[The task]
Set down each entry exactly as given; pictures should not appear in the copy.

[Records for processing]
◇ ◇ ◇ ◇ ◇ ◇ ◇
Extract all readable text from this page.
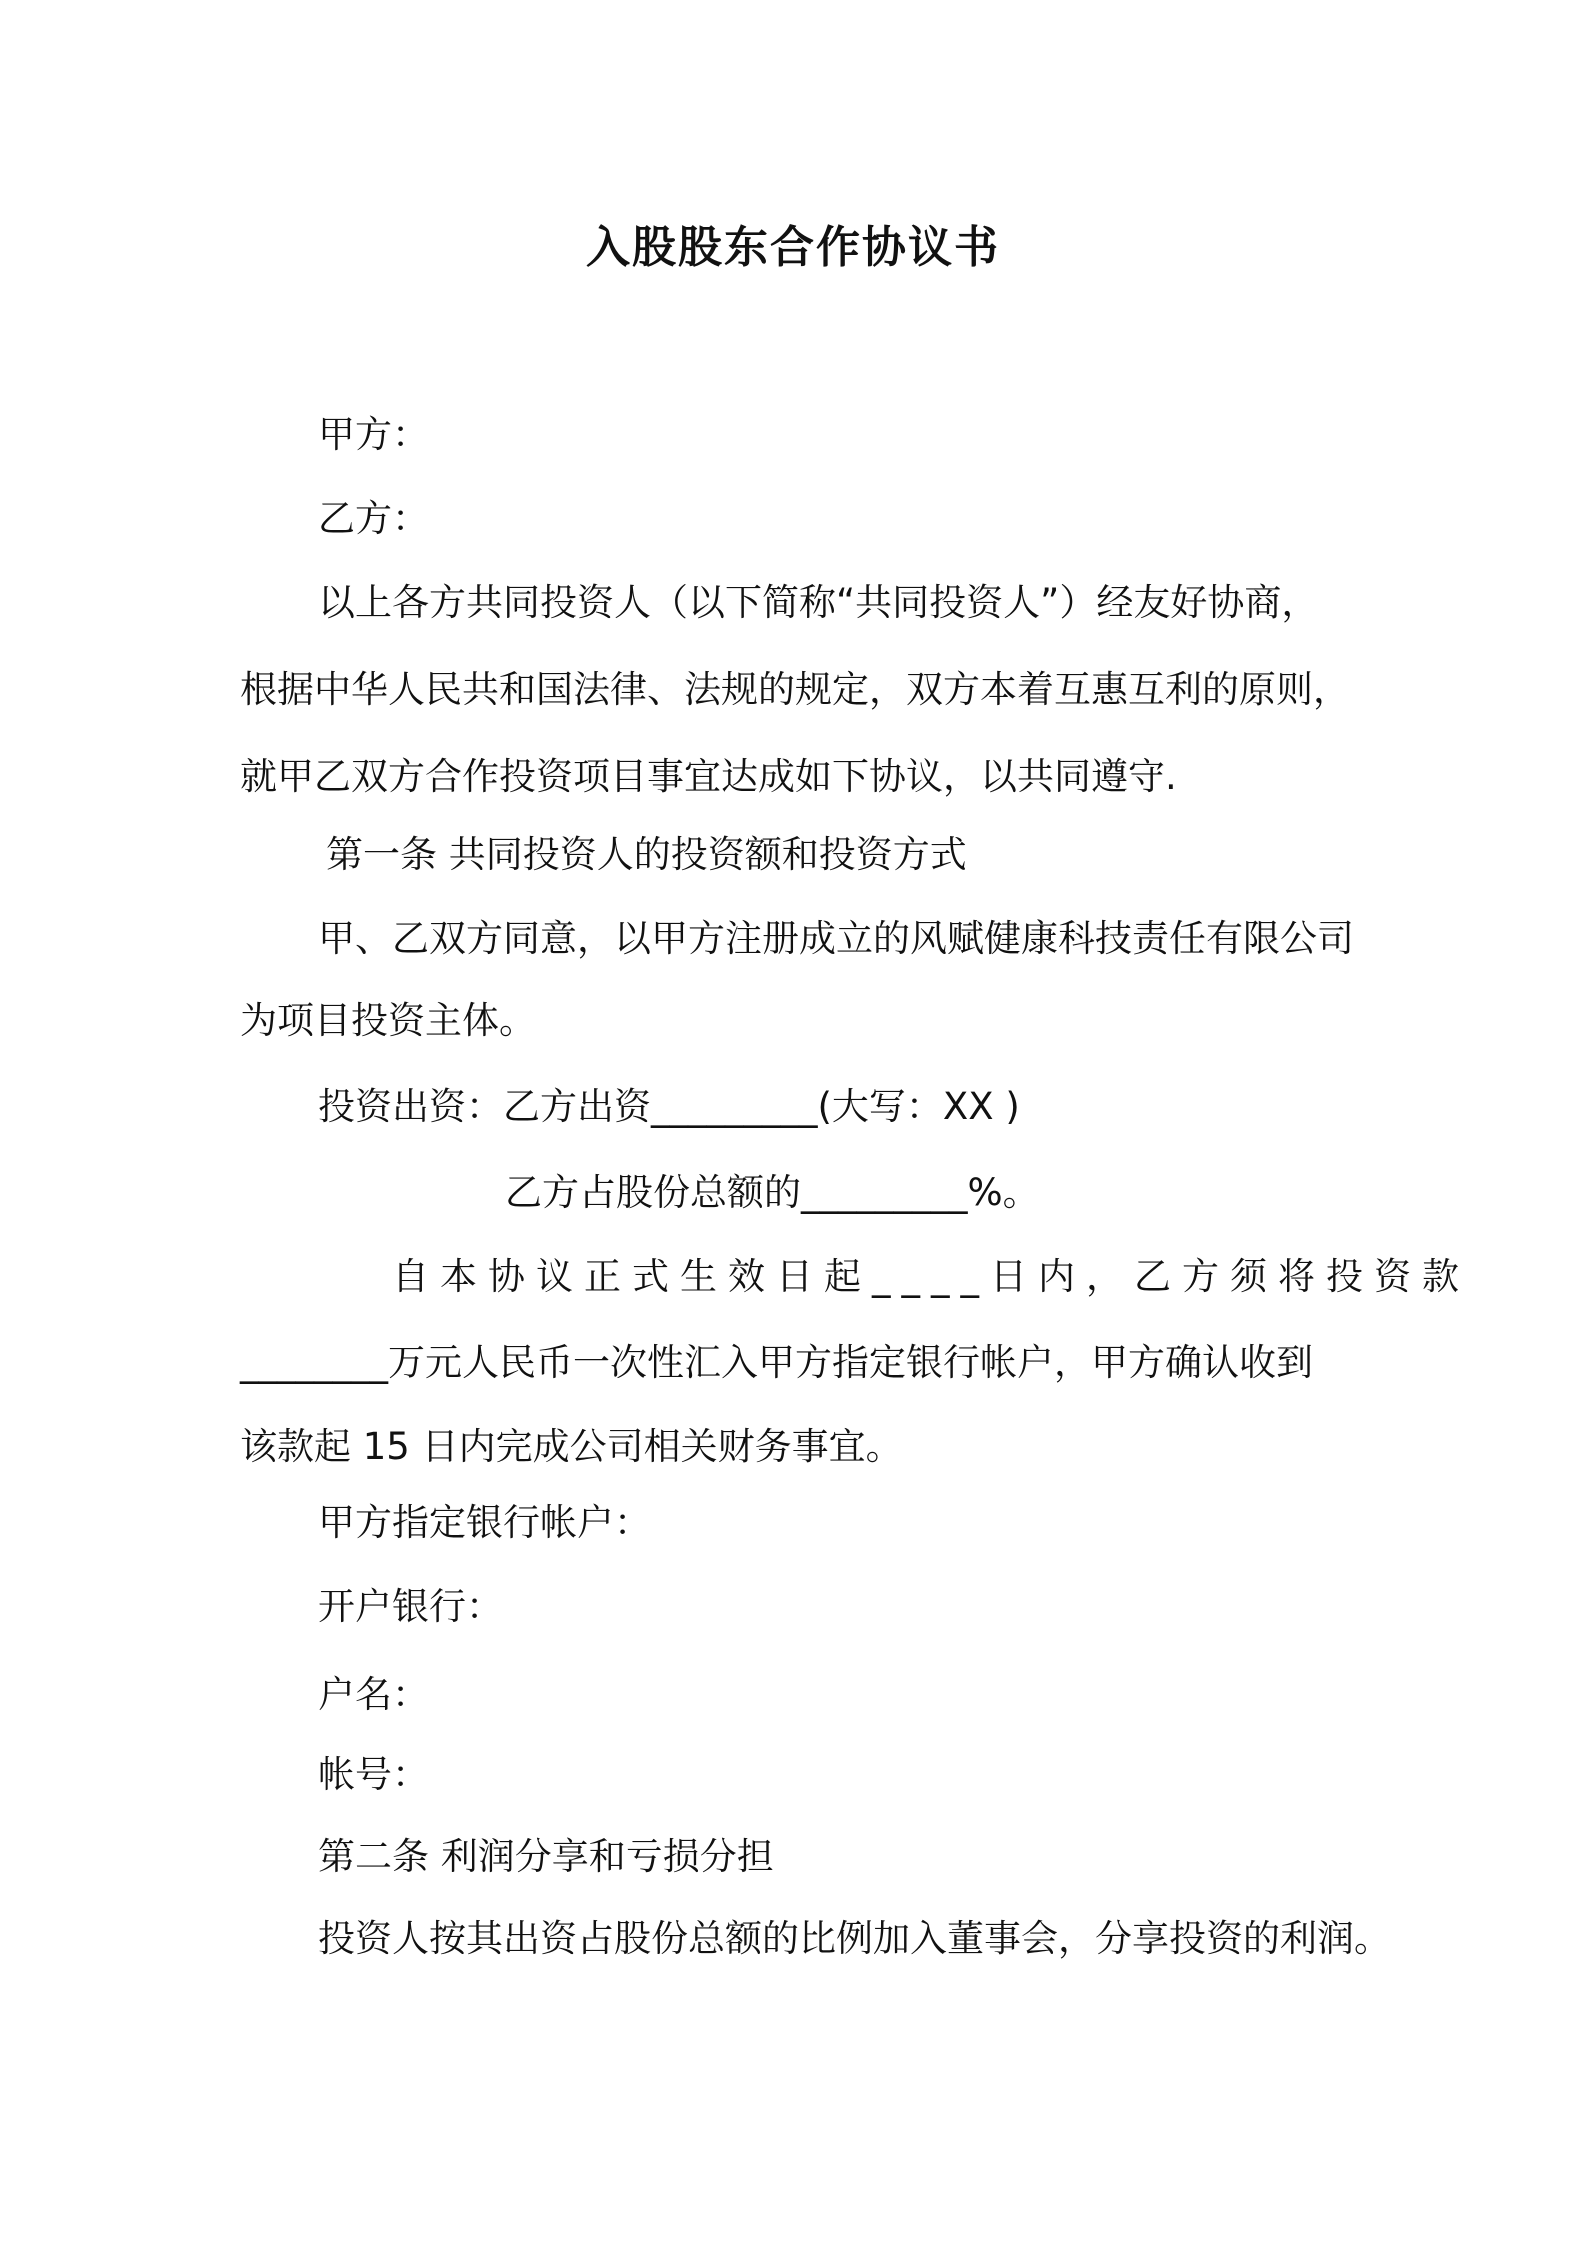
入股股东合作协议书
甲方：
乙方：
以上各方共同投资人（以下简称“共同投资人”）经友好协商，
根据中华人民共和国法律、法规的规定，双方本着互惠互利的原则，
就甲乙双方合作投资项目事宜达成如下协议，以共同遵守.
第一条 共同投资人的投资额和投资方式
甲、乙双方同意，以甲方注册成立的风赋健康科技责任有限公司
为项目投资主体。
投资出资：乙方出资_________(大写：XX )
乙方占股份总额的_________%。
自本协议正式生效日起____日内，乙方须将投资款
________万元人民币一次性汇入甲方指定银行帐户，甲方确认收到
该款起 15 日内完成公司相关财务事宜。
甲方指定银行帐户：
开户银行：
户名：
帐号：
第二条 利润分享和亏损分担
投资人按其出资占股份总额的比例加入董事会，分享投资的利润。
◇ ◇ ◇ ◇ ◇ ◇ ◇
[Solution to the exercise]
Extract all readable text from this page.
入股股东合作协议书
甲方：
乙方：
以上各方共同投资人（以下简称“共同投资人”）经友好协商，
根据中华人民共和国法律、法规的规定，双方本着互惠互利的原则，
就甲乙双方合作投资项目事宜达成如下协议，以共同遵守.
第一条 共同投资人的投资额和投资方式
甲、乙双方同意，以甲方注册成立的风赋健康科技责任有限公司
为项目投资主体。
投资出资：乙方出资_________(大写：XX )
乙方占股份总额的_________%。
自本协议正式生效日起____日内，乙方须将投资款
________万元人民币一次性汇入甲方指定银行帐户，甲方确认收到
该款起 15 日内完成公司相关财务事宜。
甲方指定银行帐户：
开户银行：
户名：
帐号：
第二条 利润分享和亏损分担
投资人按其出资占股份总额的比例加入董事会，分享投资的利润。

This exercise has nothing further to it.